* [Objective]: Write every record out again exactly as given.

* [Records for this task]:

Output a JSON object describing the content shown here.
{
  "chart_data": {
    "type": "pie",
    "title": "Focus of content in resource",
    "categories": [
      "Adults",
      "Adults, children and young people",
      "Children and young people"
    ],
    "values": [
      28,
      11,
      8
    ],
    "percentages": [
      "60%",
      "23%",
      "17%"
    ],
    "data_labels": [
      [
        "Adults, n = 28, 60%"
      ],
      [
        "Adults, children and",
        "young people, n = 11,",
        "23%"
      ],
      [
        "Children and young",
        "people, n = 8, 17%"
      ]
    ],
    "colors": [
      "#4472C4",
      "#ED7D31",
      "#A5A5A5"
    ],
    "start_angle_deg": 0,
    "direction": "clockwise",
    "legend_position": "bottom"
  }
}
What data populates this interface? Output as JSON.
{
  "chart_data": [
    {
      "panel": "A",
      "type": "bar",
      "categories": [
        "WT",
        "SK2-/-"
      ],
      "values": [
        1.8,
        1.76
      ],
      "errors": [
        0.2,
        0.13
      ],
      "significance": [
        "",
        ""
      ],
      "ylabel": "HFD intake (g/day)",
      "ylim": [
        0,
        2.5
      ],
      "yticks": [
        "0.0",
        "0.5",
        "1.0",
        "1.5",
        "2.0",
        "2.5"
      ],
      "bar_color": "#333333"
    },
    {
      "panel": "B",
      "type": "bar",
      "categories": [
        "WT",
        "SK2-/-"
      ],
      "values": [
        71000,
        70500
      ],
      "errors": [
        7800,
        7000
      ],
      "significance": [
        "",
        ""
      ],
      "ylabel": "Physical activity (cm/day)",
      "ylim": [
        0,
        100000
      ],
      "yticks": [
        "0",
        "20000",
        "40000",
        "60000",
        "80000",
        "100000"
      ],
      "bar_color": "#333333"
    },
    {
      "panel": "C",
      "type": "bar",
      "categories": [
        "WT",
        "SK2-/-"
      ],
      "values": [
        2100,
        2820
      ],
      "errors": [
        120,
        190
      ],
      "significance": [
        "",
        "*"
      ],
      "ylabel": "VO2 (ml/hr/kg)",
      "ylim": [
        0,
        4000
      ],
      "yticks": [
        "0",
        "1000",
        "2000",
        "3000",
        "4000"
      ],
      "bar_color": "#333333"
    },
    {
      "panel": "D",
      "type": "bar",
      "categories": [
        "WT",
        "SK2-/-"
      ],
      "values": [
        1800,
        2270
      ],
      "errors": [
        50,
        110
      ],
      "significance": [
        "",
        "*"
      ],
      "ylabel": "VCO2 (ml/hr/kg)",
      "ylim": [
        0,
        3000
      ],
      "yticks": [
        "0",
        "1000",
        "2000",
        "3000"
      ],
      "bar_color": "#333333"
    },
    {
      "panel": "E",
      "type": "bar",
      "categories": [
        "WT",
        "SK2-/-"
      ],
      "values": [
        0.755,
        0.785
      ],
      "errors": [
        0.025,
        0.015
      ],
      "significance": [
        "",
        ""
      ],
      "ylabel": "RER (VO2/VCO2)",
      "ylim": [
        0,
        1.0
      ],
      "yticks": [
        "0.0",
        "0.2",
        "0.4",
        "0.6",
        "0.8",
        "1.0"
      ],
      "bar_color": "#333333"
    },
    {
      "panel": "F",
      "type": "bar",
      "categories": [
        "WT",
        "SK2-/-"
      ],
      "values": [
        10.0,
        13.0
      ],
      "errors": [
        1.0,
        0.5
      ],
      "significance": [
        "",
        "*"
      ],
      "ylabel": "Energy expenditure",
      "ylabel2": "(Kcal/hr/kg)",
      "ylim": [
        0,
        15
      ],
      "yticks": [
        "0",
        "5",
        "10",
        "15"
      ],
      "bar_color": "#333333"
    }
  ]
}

* [Answer below]:
Output a JSON object describing the content shown here.
{
  "chart_data": {
    "type": "pie",
    "title": "Focus of content in resource",
    "categories": [
      "Adults",
      "Adults, children and young people",
      "Children and young people"
    ],
    "values": [
      28,
      11,
      8
    ],
    "percentages": [
      "60%",
      "23%",
      "17%"
    ],
    "data_labels": [
      [
        "Adults, n = 28, 60%"
      ],
      [
        "Adults, children and",
        "young people, n = 11,",
        "23%"
      ],
      [
        "Children and young",
        "people, n = 8, 17%"
      ]
    ],
    "colors": [
      "#4472C4",
      "#ED7D31",
      "#A5A5A5"
    ],
    "start_angle_deg": 0,
    "direction": "clockwise",
    "legend_position": "bottom"
  }
}
What data populates this interface? Output as JSON.
{
  "chart_data": [
    {
      "panel": "A",
      "type": "bar",
      "categories": [
        "WT",
        "SK2-/-"
      ],
      "values": [
        1.8,
        1.76
      ],
      "errors": [
        0.2,
        0.13
      ],
      "significance": [
        "",
        ""
      ],
      "ylabel": "HFD intake (g/day)",
      "ylim": [
        0,
        2.5
      ],
      "yticks": [
        "0.0",
        "0.5",
        "1.0",
        "1.5",
        "2.0",
        "2.5"
      ],
      "bar_color": "#333333"
    },
    {
      "panel": "B",
      "type": "bar",
      "categories": [
        "WT",
        "SK2-/-"
      ],
      "values": [
        71000,
        70500
      ],
      "errors": [
        7800,
        7000
      ],
      "significance": [
        "",
        ""
      ],
      "ylabel": "Physical activity (cm/day)",
      "ylim": [
        0,
        100000
      ],
      "yticks": [
        "0",
        "20000",
        "40000",
        "60000",
        "80000",
        "100000"
      ],
      "bar_color": "#333333"
    },
    {
      "panel": "C",
      "type": "bar",
      "categories": [
        "WT",
        "SK2-/-"
      ],
      "values": [
        2100,
        2820
      ],
      "errors": [
        120,
        190
      ],
      "significance": [
        "",
        "*"
      ],
      "ylabel": "VO2 (ml/hr/kg)",
      "ylim": [
        0,
        4000
      ],
      "yticks": [
        "0",
        "1000",
        "2000",
        "3000",
        "4000"
      ],
      "bar_color": "#333333"
    },
    {
      "panel": "D",
      "type": "bar",
      "categories": [
        "WT",
        "SK2-/-"
      ],
      "values": [
        1800,
        2270
      ],
      "errors": [
        50,
        110
      ],
      "significance": [
        "",
        "*"
      ],
      "ylabel": "VCO2 (ml/hr/kg)",
      "ylim": [
        0,
        3000
      ],
      "yticks": [
        "0",
        "1000",
        "2000",
        "3000"
      ],
      "bar_color": "#333333"
    },
    {
      "panel": "E",
      "type": "bar",
      "categories": [
        "WT",
        "SK2-/-"
      ],
      "values": [
        0.755,
        0.785
      ],
      "errors": [
        0.025,
        0.015
      ],
      "significance": [
        "",
        ""
      ],
      "ylabel": "RER (VO2/VCO2)",
      "ylim": [
        0,
        1.0
      ],
      "yticks": [
        "0.0",
        "0.2",
        "0.4",
        "0.6",
        "0.8",
        "1.0"
      ],
      "bar_color": "#333333"
    },
    {
      "panel": "F",
      "type": "bar",
      "categories": [
        "WT",
        "SK2-/-"
      ],
      "values": [
        10.0,
        13.0
      ],
      "errors": [
        1.0,
        0.5
      ],
      "significance": [
        "",
        "*"
      ],
      "ylabel": "Energy expenditure",
      "ylabel2": "(Kcal/hr/kg)",
      "ylim": [
        0,
        15
      ],
      "yticks": [
        "0",
        "5",
        "10",
        "15"
      ],
      "bar_color": "#333333"
    }
  ]
}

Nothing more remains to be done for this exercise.